> Stated goal
Below is some material; transcribe all of it exactly.

> Dataset extract
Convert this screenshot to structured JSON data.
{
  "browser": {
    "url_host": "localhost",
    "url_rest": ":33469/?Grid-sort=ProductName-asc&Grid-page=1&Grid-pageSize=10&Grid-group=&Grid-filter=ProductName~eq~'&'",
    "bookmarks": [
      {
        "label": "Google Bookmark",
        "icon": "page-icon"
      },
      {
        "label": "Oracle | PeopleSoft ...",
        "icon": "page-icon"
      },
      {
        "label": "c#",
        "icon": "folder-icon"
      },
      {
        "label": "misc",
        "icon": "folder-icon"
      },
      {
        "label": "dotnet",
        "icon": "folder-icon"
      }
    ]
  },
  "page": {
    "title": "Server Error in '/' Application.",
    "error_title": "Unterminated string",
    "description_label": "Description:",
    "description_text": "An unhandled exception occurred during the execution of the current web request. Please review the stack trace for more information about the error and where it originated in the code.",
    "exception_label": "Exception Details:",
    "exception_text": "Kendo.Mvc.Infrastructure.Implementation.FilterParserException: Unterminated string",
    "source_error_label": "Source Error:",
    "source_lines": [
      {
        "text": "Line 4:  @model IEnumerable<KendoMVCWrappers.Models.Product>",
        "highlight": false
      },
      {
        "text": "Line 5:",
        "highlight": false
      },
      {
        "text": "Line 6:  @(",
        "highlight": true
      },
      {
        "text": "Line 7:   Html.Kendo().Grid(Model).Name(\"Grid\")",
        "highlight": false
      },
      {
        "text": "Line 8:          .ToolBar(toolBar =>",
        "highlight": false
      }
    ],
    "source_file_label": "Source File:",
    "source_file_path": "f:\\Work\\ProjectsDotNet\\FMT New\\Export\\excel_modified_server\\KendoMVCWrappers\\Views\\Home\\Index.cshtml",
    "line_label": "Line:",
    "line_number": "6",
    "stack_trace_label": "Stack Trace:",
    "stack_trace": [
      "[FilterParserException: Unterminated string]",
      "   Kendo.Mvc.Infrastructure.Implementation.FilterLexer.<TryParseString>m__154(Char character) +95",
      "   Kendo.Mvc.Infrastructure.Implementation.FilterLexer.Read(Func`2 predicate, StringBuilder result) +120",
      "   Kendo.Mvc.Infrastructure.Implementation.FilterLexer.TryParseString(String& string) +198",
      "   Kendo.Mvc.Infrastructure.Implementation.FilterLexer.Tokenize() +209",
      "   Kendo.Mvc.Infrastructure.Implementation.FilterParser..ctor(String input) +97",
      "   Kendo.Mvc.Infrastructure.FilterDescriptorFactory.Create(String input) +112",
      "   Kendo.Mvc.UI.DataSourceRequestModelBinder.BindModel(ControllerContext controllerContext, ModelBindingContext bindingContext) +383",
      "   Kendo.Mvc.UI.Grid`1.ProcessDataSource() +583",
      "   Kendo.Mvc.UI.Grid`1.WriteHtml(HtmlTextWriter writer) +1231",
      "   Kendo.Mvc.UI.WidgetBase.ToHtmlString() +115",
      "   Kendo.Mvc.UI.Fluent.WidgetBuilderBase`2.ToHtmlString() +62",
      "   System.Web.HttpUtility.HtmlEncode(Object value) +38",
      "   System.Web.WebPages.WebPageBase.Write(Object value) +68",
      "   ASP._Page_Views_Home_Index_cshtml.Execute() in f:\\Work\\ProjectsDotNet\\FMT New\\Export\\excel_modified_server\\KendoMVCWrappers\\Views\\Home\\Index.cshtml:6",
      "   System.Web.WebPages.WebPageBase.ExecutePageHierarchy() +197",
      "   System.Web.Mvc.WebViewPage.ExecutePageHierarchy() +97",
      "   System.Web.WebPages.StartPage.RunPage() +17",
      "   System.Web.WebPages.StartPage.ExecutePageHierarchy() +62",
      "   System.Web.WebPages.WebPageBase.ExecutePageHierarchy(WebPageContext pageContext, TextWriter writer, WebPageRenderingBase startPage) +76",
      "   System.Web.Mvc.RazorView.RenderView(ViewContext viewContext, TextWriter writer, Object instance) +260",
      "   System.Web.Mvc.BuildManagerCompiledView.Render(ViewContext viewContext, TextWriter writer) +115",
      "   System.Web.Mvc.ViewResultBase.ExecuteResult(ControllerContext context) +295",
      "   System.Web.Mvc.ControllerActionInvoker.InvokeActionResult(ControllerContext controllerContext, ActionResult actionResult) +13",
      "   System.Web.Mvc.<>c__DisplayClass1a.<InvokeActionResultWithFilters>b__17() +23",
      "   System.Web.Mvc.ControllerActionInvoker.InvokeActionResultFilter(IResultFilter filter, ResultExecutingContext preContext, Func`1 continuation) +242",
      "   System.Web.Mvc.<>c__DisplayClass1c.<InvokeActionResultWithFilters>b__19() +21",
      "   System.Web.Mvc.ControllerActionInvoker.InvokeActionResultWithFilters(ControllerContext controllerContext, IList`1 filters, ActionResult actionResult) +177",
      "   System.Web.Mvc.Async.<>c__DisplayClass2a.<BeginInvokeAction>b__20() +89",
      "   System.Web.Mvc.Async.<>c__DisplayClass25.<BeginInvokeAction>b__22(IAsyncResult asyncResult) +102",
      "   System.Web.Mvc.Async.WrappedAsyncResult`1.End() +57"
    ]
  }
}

> Solution below
Convert this screenshot to structured JSON data.
{
  "browser": {
    "url_host": "localhost",
    "url_rest": ":33469/?Grid-sort=ProductName-asc&Grid-page=1&Grid-pageSize=10&Grid-group=&Grid-filter=ProductName~eq~'&'",
    "bookmarks": [
      {
        "label": "Google Bookmark",
        "icon": "page-icon"
      },
      {
        "label": "Oracle | PeopleSoft ...",
        "icon": "page-icon"
      },
      {
        "label": "c#",
        "icon": "folder-icon"
      },
      {
        "label": "misc",
        "icon": "folder-icon"
      },
      {
        "label": "dotnet",
        "icon": "folder-icon"
      }
    ]
  },
  "page": {
    "title": "Server Error in '/' Application.",
    "error_title": "Unterminated string",
    "description_label": "Description:",
    "description_text": "An unhandled exception occurred during the execution of the current web request. Please review the stack trace for more information about the error and where it originated in the code.",
    "exception_label": "Exception Details:",
    "exception_text": "Kendo.Mvc.Infrastructure.Implementation.FilterParserException: Unterminated string",
    "source_error_label": "Source Error:",
    "source_lines": [
      {
        "text": "Line 4:  @model IEnumerable<KendoMVCWrappers.Models.Product>",
        "highlight": false
      },
      {
        "text": "Line 5:",
        "highlight": false
      },
      {
        "text": "Line 6:  @(",
        "highlight": true
      },
      {
        "text": "Line 7:   Html.Kendo().Grid(Model).Name(\"Grid\")",
        "highlight": false
      },
      {
        "text": "Line 8:          .ToolBar(toolBar =>",
        "highlight": false
      }
    ],
    "source_file_label": "Source File:",
    "source_file_path": "f:\\Work\\ProjectsDotNet\\FMT New\\Export\\excel_modified_server\\KendoMVCWrappers\\Views\\Home\\Index.cshtml",
    "line_label": "Line:",
    "line_number": "6",
    "stack_trace_label": "Stack Trace:",
    "stack_trace": [
      "[FilterParserException: Unterminated string]",
      "   Kendo.Mvc.Infrastructure.Implementation.FilterLexer.<TryParseString>m__154(Char character) +95",
      "   Kendo.Mvc.Infrastructure.Implementation.FilterLexer.Read(Func`2 predicate, StringBuilder result) +120",
      "   Kendo.Mvc.Infrastructure.Implementation.FilterLexer.TryParseString(String& string) +198",
      "   Kendo.Mvc.Infrastructure.Implementation.FilterLexer.Tokenize() +209",
      "   Kendo.Mvc.Infrastructure.Implementation.FilterParser..ctor(String input) +97",
      "   Kendo.Mvc.Infrastructure.FilterDescriptorFactory.Create(String input) +112",
      "   Kendo.Mvc.UI.DataSourceRequestModelBinder.BindModel(ControllerContext controllerContext, ModelBindingContext bindingContext) +383",
      "   Kendo.Mvc.UI.Grid`1.ProcessDataSource() +583",
      "   Kendo.Mvc.UI.Grid`1.WriteHtml(HtmlTextWriter writer) +1231",
      "   Kendo.Mvc.UI.WidgetBase.ToHtmlString() +115",
      "   Kendo.Mvc.UI.Fluent.WidgetBuilderBase`2.ToHtmlString() +62",
      "   System.Web.HttpUtility.HtmlEncode(Object value) +38",
      "   System.Web.WebPages.WebPageBase.Write(Object value) +68",
      "   ASP._Page_Views_Home_Index_cshtml.Execute() in f:\\Work\\ProjectsDotNet\\FMT New\\Export\\excel_modified_server\\KendoMVCWrappers\\Views\\Home\\Index.cshtml:6",
      "   System.Web.WebPages.WebPageBase.ExecutePageHierarchy() +197",
      "   System.Web.Mvc.WebViewPage.ExecutePageHierarchy() +97",
      "   System.Web.WebPages.StartPage.RunPage() +17",
      "   System.Web.WebPages.StartPage.ExecutePageHierarchy() +62",
      "   System.Web.WebPages.WebPageBase.ExecutePageHierarchy(WebPageContext pageContext, TextWriter writer, WebPageRenderingBase startPage) +76",
      "   System.Web.Mvc.RazorView.RenderView(ViewContext viewContext, TextWriter writer, Object instance) +260",
      "   System.Web.Mvc.BuildManagerCompiledView.Render(ViewContext viewContext, TextWriter writer) +115",
      "   System.Web.Mvc.ViewResultBase.ExecuteResult(ControllerContext context) +295",
      "   System.Web.Mvc.ControllerActionInvoker.InvokeActionResult(ControllerContext controllerContext, ActionResult actionResult) +13",
      "   System.Web.Mvc.<>c__DisplayClass1a.<InvokeActionResultWithFilters>b__17() +23",
      "   System.Web.Mvc.ControllerActionInvoker.InvokeActionResultFilter(IResultFilter filter, ResultExecutingContext preContext, Func`1 continuation) +242",
      "   System.Web.Mvc.<>c__DisplayClass1c.<InvokeActionResultWithFilters>b__19() +21",
      "   System.Web.Mvc.ControllerActionInvoker.InvokeActionResultWithFilters(ControllerContext controllerContext, IList`1 filters, ActionResult actionResult) +177",
      "   System.Web.Mvc.Async.<>c__DisplayClass2a.<BeginInvokeAction>b__20() +89",
      "   System.Web.Mvc.Async.<>c__DisplayClass25.<BeginInvokeAction>b__22(IAsyncResult asyncResult) +102",
      "   System.Web.Mvc.Async.WrappedAsyncResult`1.End() +57"
    ]
  }
}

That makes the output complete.